◆ GOAL ◆
The entire listing is to be repeated verbatim.

◆ Saved data entries ◆
[BEGIN]

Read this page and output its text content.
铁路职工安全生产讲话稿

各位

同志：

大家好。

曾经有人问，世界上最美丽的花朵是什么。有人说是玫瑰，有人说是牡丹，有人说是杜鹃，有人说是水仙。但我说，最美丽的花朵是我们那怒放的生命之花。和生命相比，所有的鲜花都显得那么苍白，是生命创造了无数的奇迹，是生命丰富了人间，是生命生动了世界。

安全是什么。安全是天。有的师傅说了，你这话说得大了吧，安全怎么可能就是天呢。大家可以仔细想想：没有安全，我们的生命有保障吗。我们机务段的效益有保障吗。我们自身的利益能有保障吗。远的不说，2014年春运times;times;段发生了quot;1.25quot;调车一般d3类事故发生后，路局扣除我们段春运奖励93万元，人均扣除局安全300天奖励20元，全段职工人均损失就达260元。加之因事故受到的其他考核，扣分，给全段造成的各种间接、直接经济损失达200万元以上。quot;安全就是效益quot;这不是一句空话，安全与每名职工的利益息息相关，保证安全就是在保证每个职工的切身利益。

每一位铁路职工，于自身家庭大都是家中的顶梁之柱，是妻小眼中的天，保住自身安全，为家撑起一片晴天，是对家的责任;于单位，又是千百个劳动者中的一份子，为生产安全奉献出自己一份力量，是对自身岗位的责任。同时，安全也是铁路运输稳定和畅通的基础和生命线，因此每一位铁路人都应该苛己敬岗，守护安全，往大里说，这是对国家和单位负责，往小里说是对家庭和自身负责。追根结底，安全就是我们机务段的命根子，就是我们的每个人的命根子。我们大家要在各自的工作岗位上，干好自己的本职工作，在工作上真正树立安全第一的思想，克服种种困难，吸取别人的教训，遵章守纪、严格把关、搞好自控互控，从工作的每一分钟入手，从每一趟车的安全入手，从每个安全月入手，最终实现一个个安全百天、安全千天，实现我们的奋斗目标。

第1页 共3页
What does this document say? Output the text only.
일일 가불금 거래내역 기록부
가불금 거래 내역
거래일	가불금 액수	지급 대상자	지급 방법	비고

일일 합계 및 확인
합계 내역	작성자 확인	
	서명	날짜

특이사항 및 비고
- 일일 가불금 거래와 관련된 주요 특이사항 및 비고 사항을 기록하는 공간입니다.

[END]

◆ EXERCISE ANSWER ◆
Read this page and output its text content.
铁路职工安全生产讲话稿

各位

同志：

大家好。

曾经有人问，世界上最美丽的花朵是什么。有人说是玫瑰，有人说是牡丹，有人说是杜鹃，有人说是水仙。但我说，最美丽的花朵是我们那怒放的生命之花。和生命相比，所有的鲜花都显得那么苍白，是生命创造了无数的奇迹，是生命丰富了人间，是生命生动了世界。

安全是什么。安全是天。有的师傅说了，你这话说得大了吧，安全怎么可能就是天呢。大家可以仔细想想：没有安全，我们的生命有保障吗。我们机务段的效益有保障吗。我们自身的利益能有保障吗。远的不说，2014年春运times;times;段发生了quot;1.25quot;调车一般d3类事故发生后，路局扣除我们段春运奖励93万元，人均扣除局安全300天奖励20元，全段职工人均损失就达260元。加之因事故受到的其他考核，扣分，给全段造成的各种间接、直接经济损失达200万元以上。quot;安全就是效益quot;这不是一句空话，安全与每名职工的利益息息相关，保证安全就是在保证每个职工的切身利益。

每一位铁路职工，于自身家庭大都是家中的顶梁之柱，是妻小眼中的天，保住自身安全，为家撑起一片晴天，是对家的责任;于单位，又是千百个劳动者中的一份子，为生产安全奉献出自己一份力量，是对自身岗位的责任。同时，安全也是铁路运输稳定和畅通的基础和生命线，因此每一位铁路人都应该苛己敬岗，守护安全，往大里说，这是对国家和单位负责，往小里说是对家庭和自身负责。追根结底，安全就是我们机务段的命根子，就是我们的每个人的命根子。我们大家要在各自的工作岗位上，干好自己的本职工作，在工作上真正树立安全第一的思想，克服种种困难，吸取别人的教训，遵章守纪、严格把关、搞好自控互控，从工作的每一分钟入手，从每一趟车的安全入手，从每个安全月入手，最终实现一个个安全百天、安全千天，实现我们的奋斗目标。

第1页 共3页
What does this document say? Output the text only.
일일 가불금 거래내역 기록부
가불금 거래 내역
거래일	가불금 액수	지급 대상자	지급 방법	비고

일일 합계 및 확인
합계 내역	작성자 확인	
	서명	날짜

특이사항 및 비고
- 일일 가불금 거래와 관련된 주요 특이사항 및 비고 사항을 기록하는 공간입니다.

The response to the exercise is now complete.